-- Start GIVEN DATA --

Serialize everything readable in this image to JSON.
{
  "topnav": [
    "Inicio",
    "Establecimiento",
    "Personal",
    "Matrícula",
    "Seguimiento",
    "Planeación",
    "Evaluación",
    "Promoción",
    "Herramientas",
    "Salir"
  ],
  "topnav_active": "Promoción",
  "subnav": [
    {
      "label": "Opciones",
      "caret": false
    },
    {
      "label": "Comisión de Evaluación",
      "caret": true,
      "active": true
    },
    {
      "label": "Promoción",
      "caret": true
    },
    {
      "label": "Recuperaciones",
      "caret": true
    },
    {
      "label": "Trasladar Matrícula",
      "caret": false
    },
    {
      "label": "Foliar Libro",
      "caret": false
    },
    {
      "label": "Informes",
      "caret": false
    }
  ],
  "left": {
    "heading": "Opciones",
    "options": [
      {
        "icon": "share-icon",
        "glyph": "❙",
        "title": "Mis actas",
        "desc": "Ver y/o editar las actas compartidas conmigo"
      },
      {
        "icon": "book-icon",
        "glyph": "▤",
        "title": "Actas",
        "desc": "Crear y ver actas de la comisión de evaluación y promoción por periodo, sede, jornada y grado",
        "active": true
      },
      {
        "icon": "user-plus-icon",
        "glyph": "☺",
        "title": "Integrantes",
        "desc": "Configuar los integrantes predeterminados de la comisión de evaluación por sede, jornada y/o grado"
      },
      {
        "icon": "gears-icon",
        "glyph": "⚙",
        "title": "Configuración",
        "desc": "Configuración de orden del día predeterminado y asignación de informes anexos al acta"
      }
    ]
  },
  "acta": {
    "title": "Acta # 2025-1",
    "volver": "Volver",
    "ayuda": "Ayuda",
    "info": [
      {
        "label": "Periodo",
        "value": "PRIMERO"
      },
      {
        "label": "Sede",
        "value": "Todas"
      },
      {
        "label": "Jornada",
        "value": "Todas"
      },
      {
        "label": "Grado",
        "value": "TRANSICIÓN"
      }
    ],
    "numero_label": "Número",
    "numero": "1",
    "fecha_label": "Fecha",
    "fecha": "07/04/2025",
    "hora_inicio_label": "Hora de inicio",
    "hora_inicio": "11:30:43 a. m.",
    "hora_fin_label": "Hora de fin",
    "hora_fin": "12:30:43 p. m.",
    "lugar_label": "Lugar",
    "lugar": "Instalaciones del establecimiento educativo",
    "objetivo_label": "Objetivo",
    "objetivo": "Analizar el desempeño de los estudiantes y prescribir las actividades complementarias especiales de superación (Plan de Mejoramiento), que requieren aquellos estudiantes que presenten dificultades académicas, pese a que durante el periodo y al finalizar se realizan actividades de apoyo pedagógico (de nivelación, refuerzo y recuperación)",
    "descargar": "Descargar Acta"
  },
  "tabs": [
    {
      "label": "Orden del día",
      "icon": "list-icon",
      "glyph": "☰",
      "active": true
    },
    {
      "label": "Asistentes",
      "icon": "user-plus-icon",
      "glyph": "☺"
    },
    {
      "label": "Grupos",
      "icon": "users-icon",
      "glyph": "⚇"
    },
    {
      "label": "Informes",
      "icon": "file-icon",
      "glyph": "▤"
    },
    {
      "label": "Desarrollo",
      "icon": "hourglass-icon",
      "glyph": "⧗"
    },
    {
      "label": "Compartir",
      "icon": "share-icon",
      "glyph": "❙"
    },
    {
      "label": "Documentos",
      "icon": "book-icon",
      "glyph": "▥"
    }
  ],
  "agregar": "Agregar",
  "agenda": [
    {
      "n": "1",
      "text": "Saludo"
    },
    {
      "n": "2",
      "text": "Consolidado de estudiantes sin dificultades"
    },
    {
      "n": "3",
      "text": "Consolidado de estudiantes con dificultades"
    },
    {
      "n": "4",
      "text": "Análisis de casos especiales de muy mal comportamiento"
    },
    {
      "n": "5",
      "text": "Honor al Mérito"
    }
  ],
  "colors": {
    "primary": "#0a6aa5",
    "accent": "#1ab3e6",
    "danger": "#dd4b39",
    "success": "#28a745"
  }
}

-- End GIVEN DATA --

REQUIREMENT: Go through the listing above and restate it word for word.

FINAL ANSWER:
Serialize everything readable in this image to JSON.
{
  "topnav": [
    "Inicio",
    "Establecimiento",
    "Personal",
    "Matrícula",
    "Seguimiento",
    "Planeación",
    "Evaluación",
    "Promoción",
    "Herramientas",
    "Salir"
  ],
  "topnav_active": "Promoción",
  "subnav": [
    {
      "label": "Opciones",
      "caret": false
    },
    {
      "label": "Comisión de Evaluación",
      "caret": true,
      "active": true
    },
    {
      "label": "Promoción",
      "caret": true
    },
    {
      "label": "Recuperaciones",
      "caret": true
    },
    {
      "label": "Trasladar Matrícula",
      "caret": false
    },
    {
      "label": "Foliar Libro",
      "caret": false
    },
    {
      "label": "Informes",
      "caret": false
    }
  ],
  "left": {
    "heading": "Opciones",
    "options": [
      {
        "icon": "share-icon",
        "glyph": "❙",
        "title": "Mis actas",
        "desc": "Ver y/o editar las actas compartidas conmigo"
      },
      {
        "icon": "book-icon",
        "glyph": "▤",
        "title": "Actas",
        "desc": "Crear y ver actas de la comisión de evaluación y promoción por periodo, sede, jornada y grado",
        "active": true
      },
      {
        "icon": "user-plus-icon",
        "glyph": "☺",
        "title": "Integrantes",
        "desc": "Configuar los integrantes predeterminados de la comisión de evaluación por sede, jornada y/o grado"
      },
      {
        "icon": "gears-icon",
        "glyph": "⚙",
        "title": "Configuración",
        "desc": "Configuración de orden del día predeterminado y asignación de informes anexos al acta"
      }
    ]
  },
  "acta": {
    "title": "Acta # 2025-1",
    "volver": "Volver",
    "ayuda": "Ayuda",
    "info": [
      {
        "label": "Periodo",
        "value": "PRIMERO"
      },
      {
        "label": "Sede",
        "value": "Todas"
      },
      {
        "label": "Jornada",
        "value": "Todas"
      },
      {
        "label": "Grado",
        "value": "TRANSICIÓN"
      }
    ],
    "numero_label": "Número",
    "numero": "1",
    "fecha_label": "Fecha",
    "fecha": "07/04/2025",
    "hora_inicio_label": "Hora de inicio",
    "hora_inicio": "11:30:43 a. m.",
    "hora_fin_label": "Hora de fin",
    "hora_fin": "12:30:43 p. m.",
    "lugar_label": "Lugar",
    "lugar": "Instalaciones del establecimiento educativo",
    "objetivo_label": "Objetivo",
    "objetivo": "Analizar el desempeño de los estudiantes y prescribir las actividades complementarias especiales de superación (Plan de Mejoramiento), que requieren aquellos estudiantes que presenten dificultades académicas, pese a que durante el periodo y al finalizar se realizan actividades de apoyo pedagógico (de nivelación, refuerzo y recuperación)",
    "descargar": "Descargar Acta"
  },
  "tabs": [
    {
      "label": "Orden del día",
      "icon": "list-icon",
      "glyph": "☰",
      "active": true
    },
    {
      "label": "Asistentes",
      "icon": "user-plus-icon",
      "glyph": "☺"
    },
    {
      "label": "Grupos",
      "icon": "users-icon",
      "glyph": "⚇"
    },
    {
      "label": "Informes",
      "icon": "file-icon",
      "glyph": "▤"
    },
    {
      "label": "Desarrollo",
      "icon": "hourglass-icon",
      "glyph": "⧗"
    },
    {
      "label": "Compartir",
      "icon": "share-icon",
      "glyph": "❙"
    },
    {
      "label": "Documentos",
      "icon": "book-icon",
      "glyph": "▥"
    }
  ],
  "agregar": "Agregar",
  "agenda": [
    {
      "n": "1",
      "text": "Saludo"
    },
    {
      "n": "2",
      "text": "Consolidado de estudiantes sin dificultades"
    },
    {
      "n": "3",
      "text": "Consolidado de estudiantes con dificultades"
    },
    {
      "n": "4",
      "text": "Análisis de casos especiales de muy mal comportamiento"
    },
    {
      "n": "5",
      "text": "Honor al Mérito"
    }
  ],
  "colors": {
    "primary": "#0a6aa5",
    "accent": "#1ab3e6",
    "danger": "#dd4b39",
    "success": "#28a745"
  }
}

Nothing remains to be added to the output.